◆ **What is required**: Output every line below without omitting or altering anything.

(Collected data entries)
## Begin
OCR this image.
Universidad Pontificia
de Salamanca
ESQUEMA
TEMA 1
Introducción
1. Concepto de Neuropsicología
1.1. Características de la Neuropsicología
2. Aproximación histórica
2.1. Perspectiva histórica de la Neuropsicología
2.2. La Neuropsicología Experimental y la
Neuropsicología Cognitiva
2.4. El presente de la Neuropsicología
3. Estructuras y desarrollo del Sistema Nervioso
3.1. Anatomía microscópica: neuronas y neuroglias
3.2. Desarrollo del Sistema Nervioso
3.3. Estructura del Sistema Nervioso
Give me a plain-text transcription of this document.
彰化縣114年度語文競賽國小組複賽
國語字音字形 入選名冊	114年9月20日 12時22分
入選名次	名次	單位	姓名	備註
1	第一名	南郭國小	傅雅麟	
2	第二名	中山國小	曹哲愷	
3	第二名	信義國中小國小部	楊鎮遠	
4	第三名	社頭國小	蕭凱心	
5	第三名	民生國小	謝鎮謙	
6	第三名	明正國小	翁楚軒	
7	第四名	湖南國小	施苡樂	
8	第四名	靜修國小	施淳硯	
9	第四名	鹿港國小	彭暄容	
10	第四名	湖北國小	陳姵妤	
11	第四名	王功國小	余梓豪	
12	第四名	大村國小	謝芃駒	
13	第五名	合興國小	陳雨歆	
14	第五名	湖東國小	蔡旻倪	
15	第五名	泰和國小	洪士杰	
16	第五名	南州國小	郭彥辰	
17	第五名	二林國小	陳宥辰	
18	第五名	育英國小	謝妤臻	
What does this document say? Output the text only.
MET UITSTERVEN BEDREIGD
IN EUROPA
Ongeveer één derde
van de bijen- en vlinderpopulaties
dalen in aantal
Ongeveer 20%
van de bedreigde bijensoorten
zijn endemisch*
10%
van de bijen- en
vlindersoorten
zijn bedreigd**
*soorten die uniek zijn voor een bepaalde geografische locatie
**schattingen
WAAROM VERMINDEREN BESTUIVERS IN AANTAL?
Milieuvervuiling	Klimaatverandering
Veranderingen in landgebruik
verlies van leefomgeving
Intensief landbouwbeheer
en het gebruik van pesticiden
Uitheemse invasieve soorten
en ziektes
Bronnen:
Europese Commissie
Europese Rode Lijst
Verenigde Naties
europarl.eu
## End
◆ **Expected output**:
OCR this image.
Universidad Pontificia
de Salamanca
ESQUEMA
TEMA 1
Introducción
1. Concepto de Neuropsicología
1.1. Características de la Neuropsicología
2. Aproximación histórica
2.1. Perspectiva histórica de la Neuropsicología
2.2. La Neuropsicología Experimental y la
Neuropsicología Cognitiva
2.4. El presente de la Neuropsicología
3. Estructuras y desarrollo del Sistema Nervioso
3.1. Anatomía microscópica: neuronas y neuroglias
3.2. Desarrollo del Sistema Nervioso
3.3. Estructura del Sistema Nervioso
Give me a plain-text transcription of this document.
彰化縣114年度語文競賽國小組複賽
國語字音字形 入選名冊	114年9月20日 12時22分
入選名次	名次	單位	姓名	備註
1	第一名	南郭國小	傅雅麟	
2	第二名	中山國小	曹哲愷	
3	第二名	信義國中小國小部	楊鎮遠	
4	第三名	社頭國小	蕭凱心	
5	第三名	民生國小	謝鎮謙	
6	第三名	明正國小	翁楚軒	
7	第四名	湖南國小	施苡樂	
8	第四名	靜修國小	施淳硯	
9	第四名	鹿港國小	彭暄容	
10	第四名	湖北國小	陳姵妤	
11	第四名	王功國小	余梓豪	
12	第四名	大村國小	謝芃駒	
13	第五名	合興國小	陳雨歆	
14	第五名	湖東國小	蔡旻倪	
15	第五名	泰和國小	洪士杰	
16	第五名	南州國小	郭彥辰	
17	第五名	二林國小	陳宥辰	
18	第五名	育英國小	謝妤臻	
What does this document say? Output the text only.
MET UITSTERVEN BEDREIGD
IN EUROPA
Ongeveer één derde
van de bijen- en vlinderpopulaties
dalen in aantal
Ongeveer 20%
van de bedreigde bijensoorten
zijn endemisch*
10%
van de bijen- en
vlindersoorten
zijn bedreigd**
*soorten die uniek zijn voor een bepaalde geografische locatie
**schattingen
WAAROM VERMINDEREN BESTUIVERS IN AANTAL?
Milieuvervuiling	Klimaatverandering
Veranderingen in landgebruik
verlies van leefomgeving
Intensief landbouwbeheer
en het gebruik van pesticiden
Uitheemse invasieve soorten
en ziektes
Bronnen:
Europese Commissie
Europese Rode Lijst
Verenigde Naties
europarl.eu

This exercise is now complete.